◆ Directions: Take down each entry exactly as written.

++++

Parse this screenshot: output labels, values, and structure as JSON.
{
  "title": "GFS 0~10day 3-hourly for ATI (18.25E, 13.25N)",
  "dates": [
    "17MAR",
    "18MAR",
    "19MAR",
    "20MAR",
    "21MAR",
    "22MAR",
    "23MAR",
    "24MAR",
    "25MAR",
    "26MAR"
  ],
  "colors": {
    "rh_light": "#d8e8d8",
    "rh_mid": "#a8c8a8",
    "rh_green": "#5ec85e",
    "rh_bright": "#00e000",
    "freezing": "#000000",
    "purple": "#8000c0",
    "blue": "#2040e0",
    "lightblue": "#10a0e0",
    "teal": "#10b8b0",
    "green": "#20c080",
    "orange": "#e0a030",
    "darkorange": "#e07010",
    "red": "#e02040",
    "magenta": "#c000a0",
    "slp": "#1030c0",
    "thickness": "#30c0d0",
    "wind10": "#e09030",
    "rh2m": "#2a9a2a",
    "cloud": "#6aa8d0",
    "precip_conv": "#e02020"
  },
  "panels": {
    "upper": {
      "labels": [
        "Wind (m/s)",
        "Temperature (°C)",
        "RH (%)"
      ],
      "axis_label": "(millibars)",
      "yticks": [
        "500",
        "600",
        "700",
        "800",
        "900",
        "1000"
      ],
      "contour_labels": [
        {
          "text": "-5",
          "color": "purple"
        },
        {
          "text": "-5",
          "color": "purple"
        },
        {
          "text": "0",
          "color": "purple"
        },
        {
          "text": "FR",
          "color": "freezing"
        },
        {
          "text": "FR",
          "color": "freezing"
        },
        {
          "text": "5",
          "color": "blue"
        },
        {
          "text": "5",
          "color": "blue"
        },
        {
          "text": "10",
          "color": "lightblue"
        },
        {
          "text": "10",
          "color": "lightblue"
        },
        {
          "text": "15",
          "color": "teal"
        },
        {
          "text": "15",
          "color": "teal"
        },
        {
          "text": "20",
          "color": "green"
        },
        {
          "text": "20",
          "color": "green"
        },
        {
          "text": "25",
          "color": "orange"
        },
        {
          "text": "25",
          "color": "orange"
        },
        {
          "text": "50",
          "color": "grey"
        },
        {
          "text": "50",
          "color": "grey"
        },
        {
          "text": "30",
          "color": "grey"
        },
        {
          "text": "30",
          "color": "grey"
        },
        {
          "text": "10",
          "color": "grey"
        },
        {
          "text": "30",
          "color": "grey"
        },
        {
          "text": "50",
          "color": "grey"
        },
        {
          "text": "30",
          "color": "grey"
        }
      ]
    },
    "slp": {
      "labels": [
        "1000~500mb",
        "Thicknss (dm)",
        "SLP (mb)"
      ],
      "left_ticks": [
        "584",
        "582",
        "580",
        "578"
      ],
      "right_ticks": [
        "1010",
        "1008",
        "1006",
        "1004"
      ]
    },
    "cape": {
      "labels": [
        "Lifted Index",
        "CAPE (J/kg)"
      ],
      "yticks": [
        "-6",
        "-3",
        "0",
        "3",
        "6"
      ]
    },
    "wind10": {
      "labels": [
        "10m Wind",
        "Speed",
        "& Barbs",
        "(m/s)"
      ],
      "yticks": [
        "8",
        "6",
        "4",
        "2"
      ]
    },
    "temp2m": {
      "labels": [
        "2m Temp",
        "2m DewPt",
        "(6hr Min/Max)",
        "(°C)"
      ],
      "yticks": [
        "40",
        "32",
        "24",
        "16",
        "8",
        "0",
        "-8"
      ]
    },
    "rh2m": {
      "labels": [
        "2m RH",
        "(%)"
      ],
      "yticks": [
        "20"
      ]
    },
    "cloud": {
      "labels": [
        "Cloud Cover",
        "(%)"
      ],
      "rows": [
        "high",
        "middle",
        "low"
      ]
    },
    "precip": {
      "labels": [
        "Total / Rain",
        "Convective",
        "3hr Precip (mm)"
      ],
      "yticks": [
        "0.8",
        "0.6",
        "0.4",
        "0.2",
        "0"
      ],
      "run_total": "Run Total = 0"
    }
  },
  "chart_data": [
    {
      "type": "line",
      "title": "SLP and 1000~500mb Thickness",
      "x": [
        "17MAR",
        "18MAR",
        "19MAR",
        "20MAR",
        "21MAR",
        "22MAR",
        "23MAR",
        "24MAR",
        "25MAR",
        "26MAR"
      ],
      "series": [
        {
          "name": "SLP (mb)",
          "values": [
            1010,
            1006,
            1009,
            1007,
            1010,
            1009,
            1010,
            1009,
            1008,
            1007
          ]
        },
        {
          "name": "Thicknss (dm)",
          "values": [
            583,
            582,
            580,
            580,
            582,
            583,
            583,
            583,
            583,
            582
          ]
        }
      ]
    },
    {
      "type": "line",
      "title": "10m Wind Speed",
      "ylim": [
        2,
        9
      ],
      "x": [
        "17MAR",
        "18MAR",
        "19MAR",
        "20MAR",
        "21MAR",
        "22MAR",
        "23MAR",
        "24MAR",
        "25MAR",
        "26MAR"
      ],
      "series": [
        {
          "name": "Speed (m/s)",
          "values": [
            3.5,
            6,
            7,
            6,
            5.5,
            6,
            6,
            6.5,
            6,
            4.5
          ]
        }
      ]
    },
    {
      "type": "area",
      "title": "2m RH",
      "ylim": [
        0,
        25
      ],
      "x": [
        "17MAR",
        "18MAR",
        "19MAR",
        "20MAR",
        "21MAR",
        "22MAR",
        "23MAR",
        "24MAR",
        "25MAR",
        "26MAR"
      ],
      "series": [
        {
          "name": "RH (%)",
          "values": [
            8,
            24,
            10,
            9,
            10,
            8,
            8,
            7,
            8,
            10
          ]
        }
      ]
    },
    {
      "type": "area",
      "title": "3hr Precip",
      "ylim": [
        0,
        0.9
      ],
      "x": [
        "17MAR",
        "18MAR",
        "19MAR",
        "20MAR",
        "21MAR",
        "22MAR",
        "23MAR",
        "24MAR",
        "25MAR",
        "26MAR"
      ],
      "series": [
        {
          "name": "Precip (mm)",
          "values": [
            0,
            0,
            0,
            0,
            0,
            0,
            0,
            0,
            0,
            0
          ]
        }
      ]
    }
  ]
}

++++

◆ Answer to the exercise:
Parse this screenshot: output labels, values, and structure as JSON.
{
  "title": "GFS 0~10day 3-hourly for ATI (18.25E, 13.25N)",
  "dates": [
    "17MAR",
    "18MAR",
    "19MAR",
    "20MAR",
    "21MAR",
    "22MAR",
    "23MAR",
    "24MAR",
    "25MAR",
    "26MAR"
  ],
  "colors": {
    "rh_light": "#d8e8d8",
    "rh_mid": "#a8c8a8",
    "rh_green": "#5ec85e",
    "rh_bright": "#00e000",
    "freezing": "#000000",
    "purple": "#8000c0",
    "blue": "#2040e0",
    "lightblue": "#10a0e0",
    "teal": "#10b8b0",
    "green": "#20c080",
    "orange": "#e0a030",
    "darkorange": "#e07010",
    "red": "#e02040",
    "magenta": "#c000a0",
    "slp": "#1030c0",
    "thickness": "#30c0d0",
    "wind10": "#e09030",
    "rh2m": "#2a9a2a",
    "cloud": "#6aa8d0",
    "precip_conv": "#e02020"
  },
  "panels": {
    "upper": {
      "labels": [
        "Wind (m/s)",
        "Temperature (°C)",
        "RH (%)"
      ],
      "axis_label": "(millibars)",
      "yticks": [
        "500",
        "600",
        "700",
        "800",
        "900",
        "1000"
      ],
      "contour_labels": [
        {
          "text": "-5",
          "color": "purple"
        },
        {
          "text": "-5",
          "color": "purple"
        },
        {
          "text": "0",
          "color": "purple"
        },
        {
          "text": "FR",
          "color": "freezing"
        },
        {
          "text": "FR",
          "color": "freezing"
        },
        {
          "text": "5",
          "color": "blue"
        },
        {
          "text": "5",
          "color": "blue"
        },
        {
          "text": "10",
          "color": "lightblue"
        },
        {
          "text": "10",
          "color": "lightblue"
        },
        {
          "text": "15",
          "color": "teal"
        },
        {
          "text": "15",
          "color": "teal"
        },
        {
          "text": "20",
          "color": "green"
        },
        {
          "text": "20",
          "color": "green"
        },
        {
          "text": "25",
          "color": "orange"
        },
        {
          "text": "25",
          "color": "orange"
        },
        {
          "text": "50",
          "color": "grey"
        },
        {
          "text": "50",
          "color": "grey"
        },
        {
          "text": "30",
          "color": "grey"
        },
        {
          "text": "30",
          "color": "grey"
        },
        {
          "text": "10",
          "color": "grey"
        },
        {
          "text": "30",
          "color": "grey"
        },
        {
          "text": "50",
          "color": "grey"
        },
        {
          "text": "30",
          "color": "grey"
        }
      ]
    },
    "slp": {
      "labels": [
        "1000~500mb",
        "Thicknss (dm)",
        "SLP (mb)"
      ],
      "left_ticks": [
        "584",
        "582",
        "580",
        "578"
      ],
      "right_ticks": [
        "1010",
        "1008",
        "1006",
        "1004"
      ]
    },
    "cape": {
      "labels": [
        "Lifted Index",
        "CAPE (J/kg)"
      ],
      "yticks": [
        "-6",
        "-3",
        "0",
        "3",
        "6"
      ]
    },
    "wind10": {
      "labels": [
        "10m Wind",
        "Speed",
        "& Barbs",
        "(m/s)"
      ],
      "yticks": [
        "8",
        "6",
        "4",
        "2"
      ]
    },
    "temp2m": {
      "labels": [
        "2m Temp",
        "2m DewPt",
        "(6hr Min/Max)",
        "(°C)"
      ],
      "yticks": [
        "40",
        "32",
        "24",
        "16",
        "8",
        "0",
        "-8"
      ]
    },
    "rh2m": {
      "labels": [
        "2m RH",
        "(%)"
      ],
      "yticks": [
        "20"
      ]
    },
    "cloud": {
      "labels": [
        "Cloud Cover",
        "(%)"
      ],
      "rows": [
        "high",
        "middle",
        "low"
      ]
    },
    "precip": {
      "labels": [
        "Total / Rain",
        "Convective",
        "3hr Precip (mm)"
      ],
      "yticks": [
        "0.8",
        "0.6",
        "0.4",
        "0.2",
        "0"
      ],
      "run_total": "Run Total = 0"
    }
  },
  "chart_data": [
    {
      "type": "line",
      "title": "SLP and 1000~500mb Thickness",
      "x": [
        "17MAR",
        "18MAR",
        "19MAR",
        "20MAR",
        "21MAR",
        "22MAR",
        "23MAR",
        "24MAR",
        "25MAR",
        "26MAR"
      ],
      "series": [
        {
          "name": "SLP (mb)",
          "values": [
            1010,
            1006,
            1009,
            1007,
            1010,
            1009,
            1010,
            1009,
            1008,
            1007
          ]
        },
        {
          "name": "Thicknss (dm)",
          "values": [
            583,
            582,
            580,
            580,
            582,
            583,
            583,
            583,
            583,
            582
          ]
        }
      ]
    },
    {
      "type": "line",
      "title": "10m Wind Speed",
      "ylim": [
        2,
        9
      ],
      "x": [
        "17MAR",
        "18MAR",
        "19MAR",
        "20MAR",
        "21MAR",
        "22MAR",
        "23MAR",
        "24MAR",
        "25MAR",
        "26MAR"
      ],
      "series": [
        {
          "name": "Speed (m/s)",
          "values": [
            3.5,
            6,
            7,
            6,
            5.5,
            6,
            6,
            6.5,
            6,
            4.5
          ]
        }
      ]
    },
    {
      "type": "area",
      "title": "2m RH",
      "ylim": [
        0,
        25
      ],
      "x": [
        "17MAR",
        "18MAR",
        "19MAR",
        "20MAR",
        "21MAR",
        "22MAR",
        "23MAR",
        "24MAR",
        "25MAR",
        "26MAR"
      ],
      "series": [
        {
          "name": "RH (%)",
          "values": [
            8,
            24,
            10,
            9,
            10,
            8,
            8,
            7,
            8,
            10
          ]
        }
      ]
    },
    {
      "type": "area",
      "title": "3hr Precip",
      "ylim": [
        0,
        0.9
      ],
      "x": [
        "17MAR",
        "18MAR",
        "19MAR",
        "20MAR",
        "21MAR",
        "22MAR",
        "23MAR",
        "24MAR",
        "25MAR",
        "26MAR"
      ],
      "series": [
        {
          "name": "Precip (mm)",
          "values": [
            0,
            0,
            0,
            0,
            0,
            0,
            0,
            0,
            0,
            0
          ]
        }
      ]
    }
  ]
}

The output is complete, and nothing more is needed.